<<<<

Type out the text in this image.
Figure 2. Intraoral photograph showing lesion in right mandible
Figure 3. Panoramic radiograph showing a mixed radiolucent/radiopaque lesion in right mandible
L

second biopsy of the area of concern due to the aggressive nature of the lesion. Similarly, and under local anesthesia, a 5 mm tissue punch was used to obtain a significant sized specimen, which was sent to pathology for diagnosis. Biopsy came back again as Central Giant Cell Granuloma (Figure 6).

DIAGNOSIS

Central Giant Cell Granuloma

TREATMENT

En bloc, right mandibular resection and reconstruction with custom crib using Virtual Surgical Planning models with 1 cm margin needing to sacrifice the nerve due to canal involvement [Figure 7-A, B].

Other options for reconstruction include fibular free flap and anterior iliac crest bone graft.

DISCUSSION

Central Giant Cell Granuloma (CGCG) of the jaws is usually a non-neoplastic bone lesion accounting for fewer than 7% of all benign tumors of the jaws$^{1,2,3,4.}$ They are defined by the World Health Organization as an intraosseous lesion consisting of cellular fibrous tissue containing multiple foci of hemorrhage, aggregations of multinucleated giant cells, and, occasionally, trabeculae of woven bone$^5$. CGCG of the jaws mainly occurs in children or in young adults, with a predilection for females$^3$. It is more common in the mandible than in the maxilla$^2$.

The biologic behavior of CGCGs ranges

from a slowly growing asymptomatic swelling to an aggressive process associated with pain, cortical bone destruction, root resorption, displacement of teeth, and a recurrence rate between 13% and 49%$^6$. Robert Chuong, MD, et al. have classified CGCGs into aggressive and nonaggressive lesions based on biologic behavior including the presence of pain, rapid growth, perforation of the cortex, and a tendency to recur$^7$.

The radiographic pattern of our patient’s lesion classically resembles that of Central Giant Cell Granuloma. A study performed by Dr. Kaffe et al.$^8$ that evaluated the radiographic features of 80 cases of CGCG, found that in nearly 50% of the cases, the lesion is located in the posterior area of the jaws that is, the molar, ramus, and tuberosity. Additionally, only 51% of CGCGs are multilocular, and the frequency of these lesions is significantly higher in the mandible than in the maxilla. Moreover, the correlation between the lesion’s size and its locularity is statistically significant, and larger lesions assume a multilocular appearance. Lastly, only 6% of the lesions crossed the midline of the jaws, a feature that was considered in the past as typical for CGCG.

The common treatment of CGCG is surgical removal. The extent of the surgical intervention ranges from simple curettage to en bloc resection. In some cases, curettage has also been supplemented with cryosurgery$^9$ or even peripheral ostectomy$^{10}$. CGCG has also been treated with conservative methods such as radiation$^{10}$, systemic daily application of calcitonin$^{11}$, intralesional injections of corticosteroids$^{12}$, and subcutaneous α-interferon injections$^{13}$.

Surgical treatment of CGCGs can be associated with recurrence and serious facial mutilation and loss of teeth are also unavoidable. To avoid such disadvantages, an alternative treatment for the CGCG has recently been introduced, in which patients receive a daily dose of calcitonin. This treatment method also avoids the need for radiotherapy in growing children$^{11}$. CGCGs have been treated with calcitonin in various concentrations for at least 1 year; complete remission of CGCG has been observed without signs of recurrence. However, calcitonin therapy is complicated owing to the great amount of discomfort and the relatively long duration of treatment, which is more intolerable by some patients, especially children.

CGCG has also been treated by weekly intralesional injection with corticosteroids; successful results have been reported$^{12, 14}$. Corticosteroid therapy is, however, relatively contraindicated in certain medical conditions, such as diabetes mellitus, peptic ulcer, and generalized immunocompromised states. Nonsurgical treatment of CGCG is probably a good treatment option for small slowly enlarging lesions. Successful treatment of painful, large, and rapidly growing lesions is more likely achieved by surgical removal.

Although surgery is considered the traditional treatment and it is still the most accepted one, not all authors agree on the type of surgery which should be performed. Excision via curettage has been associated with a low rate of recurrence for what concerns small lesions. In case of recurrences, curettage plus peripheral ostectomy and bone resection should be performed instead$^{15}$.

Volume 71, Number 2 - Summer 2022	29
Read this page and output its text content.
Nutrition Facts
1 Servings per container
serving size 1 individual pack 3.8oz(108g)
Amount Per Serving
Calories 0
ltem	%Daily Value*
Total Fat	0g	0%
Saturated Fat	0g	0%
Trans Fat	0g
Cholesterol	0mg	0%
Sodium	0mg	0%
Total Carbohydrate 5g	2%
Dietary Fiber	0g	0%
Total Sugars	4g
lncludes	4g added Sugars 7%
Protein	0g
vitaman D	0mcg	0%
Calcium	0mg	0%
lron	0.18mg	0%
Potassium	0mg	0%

>>>>

**Your objective:**
Return a faithful copy of all the records above.

**Exercise answer:**
Type out the text in this image.
Figure 2. Intraoral photograph showing lesion in right mandible
Figure 3. Panoramic radiograph showing a mixed radiolucent/radiopaque lesion in right mandible
L

second biopsy of the area of concern due to the aggressive nature of the lesion. Similarly, and under local anesthesia, a 5 mm tissue punch was used to obtain a significant sized specimen, which was sent to pathology for diagnosis. Biopsy came back again as Central Giant Cell Granuloma (Figure 6).

DIAGNOSIS

Central Giant Cell Granuloma

TREATMENT

En bloc, right mandibular resection and reconstruction with custom crib using Virtual Surgical Planning models with 1 cm margin needing to sacrifice the nerve due to canal involvement [Figure 7-A, B].

Other options for reconstruction include fibular free flap and anterior iliac crest bone graft.

DISCUSSION

Central Giant Cell Granuloma (CGCG) of the jaws is usually a non-neoplastic bone lesion accounting for fewer than 7% of all benign tumors of the jaws$^{1,2,3,4.}$ They are defined by the World Health Organization as an intraosseous lesion consisting of cellular fibrous tissue containing multiple foci of hemorrhage, aggregations of multinucleated giant cells, and, occasionally, trabeculae of woven bone$^5$. CGCG of the jaws mainly occurs in children or in young adults, with a predilection for females$^3$. It is more common in the mandible than in the maxilla$^2$.

The biologic behavior of CGCGs ranges

from a slowly growing asymptomatic swelling to an aggressive process associated with pain, cortical bone destruction, root resorption, displacement of teeth, and a recurrence rate between 13% and 49%$^6$. Robert Chuong, MD, et al. have classified CGCGs into aggressive and nonaggressive lesions based on biologic behavior including the presence of pain, rapid growth, perforation of the cortex, and a tendency to recur$^7$.

The radiographic pattern of our patient’s lesion classically resembles that of Central Giant Cell Granuloma. A study performed by Dr. Kaffe et al.$^8$ that evaluated the radiographic features of 80 cases of CGCG, found that in nearly 50% of the cases, the lesion is located in the posterior area of the jaws that is, the molar, ramus, and tuberosity. Additionally, only 51% of CGCGs are multilocular, and the frequency of these lesions is significantly higher in the mandible than in the maxilla. Moreover, the correlation between the lesion’s size and its locularity is statistically significant, and larger lesions assume a multilocular appearance. Lastly, only 6% of the lesions crossed the midline of the jaws, a feature that was considered in the past as typical for CGCG.

The common treatment of CGCG is surgical removal. The extent of the surgical intervention ranges from simple curettage to en bloc resection. In some cases, curettage has also been supplemented with cryosurgery$^9$ or even peripheral ostectomy$^{10}$. CGCG has also been treated with conservative methods such as radiation$^{10}$, systemic daily application of calcitonin$^{11}$, intralesional injections of corticosteroids$^{12}$, and subcutaneous α-interferon injections$^{13}$.

Surgical treatment of CGCGs can be associated with recurrence and serious facial mutilation and loss of teeth are also unavoidable. To avoid such disadvantages, an alternative treatment for the CGCG has recently been introduced, in which patients receive a daily dose of calcitonin. This treatment method also avoids the need for radiotherapy in growing children$^{11}$. CGCGs have been treated with calcitonin in various concentrations for at least 1 year; complete remission of CGCG has been observed without signs of recurrence. However, calcitonin therapy is complicated owing to the great amount of discomfort and the relatively long duration of treatment, which is more intolerable by some patients, especially children.

CGCG has also been treated by weekly intralesional injection with corticosteroids; successful results have been reported$^{12, 14}$. Corticosteroid therapy is, however, relatively contraindicated in certain medical conditions, such as diabetes mellitus, peptic ulcer, and generalized immunocompromised states. Nonsurgical treatment of CGCG is probably a good treatment option for small slowly enlarging lesions. Successful treatment of painful, large, and rapidly growing lesions is more likely achieved by surgical removal.

Although surgery is considered the traditional treatment and it is still the most accepted one, not all authors agree on the type of surgery which should be performed. Excision via curettage has been associated with a low rate of recurrence for what concerns small lesions. In case of recurrences, curettage plus peripheral ostectomy and bone resection should be performed instead$^{15}$.

Volume 71, Number 2 - Summer 2022	29
Read this page and output its text content.
Nutrition Facts
1 Servings per container
serving size 1 individual pack 3.8oz(108g)
Amount Per Serving
Calories 0
ltem	%Daily Value*
Total Fat	0g	0%
Saturated Fat	0g	0%
Trans Fat	0g
Cholesterol	0mg	0%
Sodium	0mg	0%
Total Carbohydrate 5g	2%
Dietary Fiber	0g	0%
Total Sugars	4g
lncludes	4g added Sugars 7%
Protein	0g
vitaman D	0mcg	0%
Calcium	0mg	0%
lron	0.18mg	0%
Potassium	0mg	0%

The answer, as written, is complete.